_Document excerpt_:
*** Begin section ***
Working with Django in ASGI mode can benefit applications with long requests where the synchronous mode may be a bit wasteful, as you would likely need a ton of workers—especially if those workers are processes (e.g., Gunicorn). Your app may also run some fancy new LLM framework which is often async only.


That said, async mode isn't a silver bullet for scaling. In Django 5.1, you still need threads to offload blocking database operations, which remain synchronous by design.

Django provides async query wrappers like aget, acount, and aall, but these are just syntactic sugar for offloading the operation to a worker thread via asgiref.sync_to_async.

You can use the asgiref package's sync_to_async utility to move blocking executions to the worker. By default, that is a ThreadPoolExecutor with one worker. This thread is shared by all sync_to_async calls during the request context, effectively meaning that each request spawns one worker thread for all sync work.

So, to summarize:

  • The async main thread handles HTTP calls or non-blocking tasks (e.g., LLM requests, httpx calls...).
*** End section ***
_What you will do_:
(a) Quote the Django async mode passage word for word between "Working with Django" and "often async only.", inclusive.
(b) Extend the text about running Django in ASGI mode, carrying on from its last line.

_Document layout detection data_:
*** Begin section ***
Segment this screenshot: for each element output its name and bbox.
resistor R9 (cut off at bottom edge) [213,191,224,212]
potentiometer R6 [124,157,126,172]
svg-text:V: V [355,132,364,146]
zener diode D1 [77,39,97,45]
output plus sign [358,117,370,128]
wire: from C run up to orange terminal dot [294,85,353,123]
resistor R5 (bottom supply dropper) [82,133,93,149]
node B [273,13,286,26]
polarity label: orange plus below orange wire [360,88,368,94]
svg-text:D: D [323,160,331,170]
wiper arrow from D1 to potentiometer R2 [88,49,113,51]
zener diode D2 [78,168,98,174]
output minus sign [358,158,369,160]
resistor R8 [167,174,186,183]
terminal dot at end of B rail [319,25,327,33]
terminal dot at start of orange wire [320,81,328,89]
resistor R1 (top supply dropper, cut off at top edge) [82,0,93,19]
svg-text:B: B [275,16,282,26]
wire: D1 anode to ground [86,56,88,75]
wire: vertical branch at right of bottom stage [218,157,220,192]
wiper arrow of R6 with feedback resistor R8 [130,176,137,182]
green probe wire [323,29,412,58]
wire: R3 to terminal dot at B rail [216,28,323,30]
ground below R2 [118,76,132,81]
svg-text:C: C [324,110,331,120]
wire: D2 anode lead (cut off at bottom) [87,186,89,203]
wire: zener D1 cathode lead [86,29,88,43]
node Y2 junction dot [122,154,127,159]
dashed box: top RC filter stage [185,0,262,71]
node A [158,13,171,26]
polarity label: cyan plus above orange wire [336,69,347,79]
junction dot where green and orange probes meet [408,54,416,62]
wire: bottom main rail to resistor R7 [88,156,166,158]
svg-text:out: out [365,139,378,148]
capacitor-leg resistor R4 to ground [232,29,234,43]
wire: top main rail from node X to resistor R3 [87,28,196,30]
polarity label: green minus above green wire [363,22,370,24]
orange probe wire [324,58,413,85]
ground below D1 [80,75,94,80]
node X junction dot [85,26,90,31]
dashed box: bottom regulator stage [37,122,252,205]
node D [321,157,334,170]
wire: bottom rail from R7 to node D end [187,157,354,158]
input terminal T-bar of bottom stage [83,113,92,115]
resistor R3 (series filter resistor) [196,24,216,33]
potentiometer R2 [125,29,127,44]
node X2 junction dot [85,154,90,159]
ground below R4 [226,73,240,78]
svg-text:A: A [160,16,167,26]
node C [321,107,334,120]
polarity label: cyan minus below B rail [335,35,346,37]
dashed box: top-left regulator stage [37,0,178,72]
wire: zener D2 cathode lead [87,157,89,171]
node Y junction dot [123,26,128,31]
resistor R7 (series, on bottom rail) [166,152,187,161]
*** End section ***
_Results for the exercise_:
(a)
Working with Django in ASGI mode can benefit applications with long requests where the synchronous mode may be a bit wasteful, as you would likely need a ton of workers—especially if those workers are processes (e.g., Gunicorn). Your app may also run some fancy new LLM framework which is often async only.

(b)
  • But the moment your view touches the database (or any blocking operation), Django spawns a thread.
  • That thread lives for the entire request, holding a DB connection open until the request is complete.

This thread-per-request operation is mostly fine—this has been the default modus operandi for web apps for years, at least before event loops, green threads, and coroutines took over. Of course, it's a bit wasteful, but it's not like we don't do wasteful things as programmers.

So, you can choose between creating a lot of workers or spawning a thread-per-request. Latter is arguably better since with thread you don't have to think about forking and shared memory, and a thread is likely much lighter than, say, a full-blown Gunicorn worker.

Another thing to consider with long requests are of course the DB connections. As said, the DB connection starts when you perform your first operation and stays open for the full request. This is problematic for high-load systems due to the expense of connections to DBs like Postgres.

Django 5.1 introduced the Psycopg 3 connection pooling option, which can help here. During your long request, you likely don't need to keep the connection open at all times, but you can return it to the pool. That's a bit annoying, of course, since you need to manually find where you wait for I/O (like a complex LLM call) outside DB operations for a prolonged time and manually close the connection. It is performant, though, since the actual DB connection doesn't get closed; only the requests handle to it.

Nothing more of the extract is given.